## The problem
Print the records again, character for character.

## Dataset
----------------------------------------

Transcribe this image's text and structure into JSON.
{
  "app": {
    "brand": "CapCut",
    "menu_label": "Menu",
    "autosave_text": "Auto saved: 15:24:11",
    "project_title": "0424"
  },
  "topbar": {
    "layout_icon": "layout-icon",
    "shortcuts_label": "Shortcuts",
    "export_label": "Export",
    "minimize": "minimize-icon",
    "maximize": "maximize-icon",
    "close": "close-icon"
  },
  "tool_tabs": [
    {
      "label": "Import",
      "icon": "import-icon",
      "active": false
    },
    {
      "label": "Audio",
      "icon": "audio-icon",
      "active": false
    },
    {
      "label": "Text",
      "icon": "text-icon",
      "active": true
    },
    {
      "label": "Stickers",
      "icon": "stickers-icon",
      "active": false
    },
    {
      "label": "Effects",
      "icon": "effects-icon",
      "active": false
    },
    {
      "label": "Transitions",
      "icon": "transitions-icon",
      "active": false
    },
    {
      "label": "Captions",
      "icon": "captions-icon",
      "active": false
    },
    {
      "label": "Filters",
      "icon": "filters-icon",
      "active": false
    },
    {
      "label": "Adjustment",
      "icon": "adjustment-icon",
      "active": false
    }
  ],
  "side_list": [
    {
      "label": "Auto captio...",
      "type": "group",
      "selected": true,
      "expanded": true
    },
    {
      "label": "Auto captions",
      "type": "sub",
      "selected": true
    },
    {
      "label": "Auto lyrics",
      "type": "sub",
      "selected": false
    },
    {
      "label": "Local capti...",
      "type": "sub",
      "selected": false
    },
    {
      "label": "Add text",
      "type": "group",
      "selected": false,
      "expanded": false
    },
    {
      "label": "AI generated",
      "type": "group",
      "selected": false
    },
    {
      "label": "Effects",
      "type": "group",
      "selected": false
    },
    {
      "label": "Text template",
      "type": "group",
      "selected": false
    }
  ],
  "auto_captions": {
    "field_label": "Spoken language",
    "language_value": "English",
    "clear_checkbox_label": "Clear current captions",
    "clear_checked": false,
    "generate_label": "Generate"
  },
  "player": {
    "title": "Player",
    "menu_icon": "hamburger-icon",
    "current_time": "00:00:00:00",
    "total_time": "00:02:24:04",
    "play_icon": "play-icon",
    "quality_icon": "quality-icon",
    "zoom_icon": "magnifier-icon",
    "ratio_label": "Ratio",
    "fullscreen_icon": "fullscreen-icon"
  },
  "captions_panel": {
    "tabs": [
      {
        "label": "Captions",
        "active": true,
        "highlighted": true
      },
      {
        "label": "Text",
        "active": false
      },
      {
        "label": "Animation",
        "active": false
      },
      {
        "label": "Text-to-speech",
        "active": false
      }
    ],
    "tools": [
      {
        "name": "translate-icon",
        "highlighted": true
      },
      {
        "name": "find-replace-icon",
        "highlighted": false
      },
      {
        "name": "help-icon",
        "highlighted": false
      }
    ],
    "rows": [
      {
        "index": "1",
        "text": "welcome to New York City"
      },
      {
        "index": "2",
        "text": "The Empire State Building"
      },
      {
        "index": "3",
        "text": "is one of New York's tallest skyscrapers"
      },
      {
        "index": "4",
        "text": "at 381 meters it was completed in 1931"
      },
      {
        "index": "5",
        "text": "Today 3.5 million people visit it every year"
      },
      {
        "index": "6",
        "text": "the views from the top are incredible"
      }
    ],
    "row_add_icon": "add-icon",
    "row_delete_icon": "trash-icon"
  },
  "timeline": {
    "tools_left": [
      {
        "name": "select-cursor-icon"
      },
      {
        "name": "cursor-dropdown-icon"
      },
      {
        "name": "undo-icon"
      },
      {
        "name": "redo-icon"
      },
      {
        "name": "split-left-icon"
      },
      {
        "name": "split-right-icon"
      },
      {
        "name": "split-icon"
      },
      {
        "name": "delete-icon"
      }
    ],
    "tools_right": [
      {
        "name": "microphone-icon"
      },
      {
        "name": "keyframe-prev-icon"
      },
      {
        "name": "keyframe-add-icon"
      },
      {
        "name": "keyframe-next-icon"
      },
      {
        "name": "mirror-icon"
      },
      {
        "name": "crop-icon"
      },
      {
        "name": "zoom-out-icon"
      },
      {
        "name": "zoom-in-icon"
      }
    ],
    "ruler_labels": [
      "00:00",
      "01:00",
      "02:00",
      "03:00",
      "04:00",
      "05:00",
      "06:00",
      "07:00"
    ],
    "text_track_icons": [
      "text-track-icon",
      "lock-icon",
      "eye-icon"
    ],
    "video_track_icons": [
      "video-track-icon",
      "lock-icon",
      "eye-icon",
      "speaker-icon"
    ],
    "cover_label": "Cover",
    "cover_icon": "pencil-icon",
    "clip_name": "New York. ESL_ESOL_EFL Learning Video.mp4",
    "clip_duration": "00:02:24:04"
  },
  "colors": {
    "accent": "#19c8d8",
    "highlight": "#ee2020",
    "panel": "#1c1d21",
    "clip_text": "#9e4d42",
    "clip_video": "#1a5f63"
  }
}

----------------------------------------

## Answer below
Transcribe this image's text and structure into JSON.
{
  "app": {
    "brand": "CapCut",
    "menu_label": "Menu",
    "autosave_text": "Auto saved: 15:24:11",
    "project_title": "0424"
  },
  "topbar": {
    "layout_icon": "layout-icon",
    "shortcuts_label": "Shortcuts",
    "export_label": "Export",
    "minimize": "minimize-icon",
    "maximize": "maximize-icon",
    "close": "close-icon"
  },
  "tool_tabs": [
    {
      "label": "Import",
      "icon": "import-icon",
      "active": false
    },
    {
      "label": "Audio",
      "icon": "audio-icon",
      "active": false
    },
    {
      "label": "Text",
      "icon": "text-icon",
      "active": true
    },
    {
      "label": "Stickers",
      "icon": "stickers-icon",
      "active": false
    },
    {
      "label": "Effects",
      "icon": "effects-icon",
      "active": false
    },
    {
      "label": "Transitions",
      "icon": "transitions-icon",
      "active": false
    },
    {
      "label": "Captions",
      "icon": "captions-icon",
      "active": false
    },
    {
      "label": "Filters",
      "icon": "filters-icon",
      "active": false
    },
    {
      "label": "Adjustment",
      "icon": "adjustment-icon",
      "active": false
    }
  ],
  "side_list": [
    {
      "label": "Auto captio...",
      "type": "group",
      "selected": true,
      "expanded": true
    },
    {
      "label": "Auto captions",
      "type": "sub",
      "selected": true
    },
    {
      "label": "Auto lyrics",
      "type": "sub",
      "selected": false
    },
    {
      "label": "Local capti...",
      "type": "sub",
      "selected": false
    },
    {
      "label": "Add text",
      "type": "group",
      "selected": false,
      "expanded": false
    },
    {
      "label": "AI generated",
      "type": "group",
      "selected": false
    },
    {
      "label": "Effects",
      "type": "group",
      "selected": false
    },
    {
      "label": "Text template",
      "type": "group",
      "selected": false
    }
  ],
  "auto_captions": {
    "field_label": "Spoken language",
    "language_value": "English",
    "clear_checkbox_label": "Clear current captions",
    "clear_checked": false,
    "generate_label": "Generate"
  },
  "player": {
    "title": "Player",
    "menu_icon": "hamburger-icon",
    "current_time": "00:00:00:00",
    "total_time": "00:02:24:04",
    "play_icon": "play-icon",
    "quality_icon": "quality-icon",
    "zoom_icon": "magnifier-icon",
    "ratio_label": "Ratio",
    "fullscreen_icon": "fullscreen-icon"
  },
  "captions_panel": {
    "tabs": [
      {
        "label": "Captions",
        "active": true,
        "highlighted": true
      },
      {
        "label": "Text",
        "active": false
      },
      {
        "label": "Animation",
        "active": false
      },
      {
        "label": "Text-to-speech",
        "active": false
      }
    ],
    "tools": [
      {
        "name": "translate-icon",
        "highlighted": true
      },
      {
        "name": "find-replace-icon",
        "highlighted": false
      },
      {
        "name": "help-icon",
        "highlighted": false
      }
    ],
    "rows": [
      {
        "index": "1",
        "text": "welcome to New York City"
      },
      {
        "index": "2",
        "text": "The Empire State Building"
      },
      {
        "index": "3",
        "text": "is one of New York's tallest skyscrapers"
      },
      {
        "index": "4",
        "text": "at 381 meters it was completed in 1931"
      },
      {
        "index": "5",
        "text": "Today 3.5 million people visit it every year"
      },
      {
        "index": "6",
        "text": "the views from the top are incredible"
      }
    ],
    "row_add_icon": "add-icon",
    "row_delete_icon": "trash-icon"
  },
  "timeline": {
    "tools_left": [
      {
        "name": "select-cursor-icon"
      },
      {
        "name": "cursor-dropdown-icon"
      },
      {
        "name": "undo-icon"
      },
      {
        "name": "redo-icon"
      },
      {
        "name": "split-left-icon"
      },
      {
        "name": "split-right-icon"
      },
      {
        "name": "split-icon"
      },
      {
        "name": "delete-icon"
      }
    ],
    "tools_right": [
      {
        "name": "microphone-icon"
      },
      {
        "name": "keyframe-prev-icon"
      },
      {
        "name": "keyframe-add-icon"
      },
      {
        "name": "keyframe-next-icon"
      },
      {
        "name": "mirror-icon"
      },
      {
        "name": "crop-icon"
      },
      {
        "name": "zoom-out-icon"
      },
      {
        "name": "zoom-in-icon"
      }
    ],
    "ruler_labels": [
      "00:00",
      "01:00",
      "02:00",
      "03:00",
      "04:00",
      "05:00",
      "06:00",
      "07:00"
    ],
    "text_track_icons": [
      "text-track-icon",
      "lock-icon",
      "eye-icon"
    ],
    "video_track_icons": [
      "video-track-icon",
      "lock-icon",
      "eye-icon",
      "speaker-icon"
    ],
    "cover_label": "Cover",
    "cover_icon": "pencil-icon",
    "clip_name": "New York. ESL_ESOL_EFL Learning Video.mp4",
    "clip_duration": "00:02:24:04"
  },
  "colors": {
    "accent": "#19c8d8",
    "highlight": "#ee2020",
    "panel": "#1c1d21",
    "clip_text": "#9e4d42",
    "clip_video": "#1a5f63"
  }
}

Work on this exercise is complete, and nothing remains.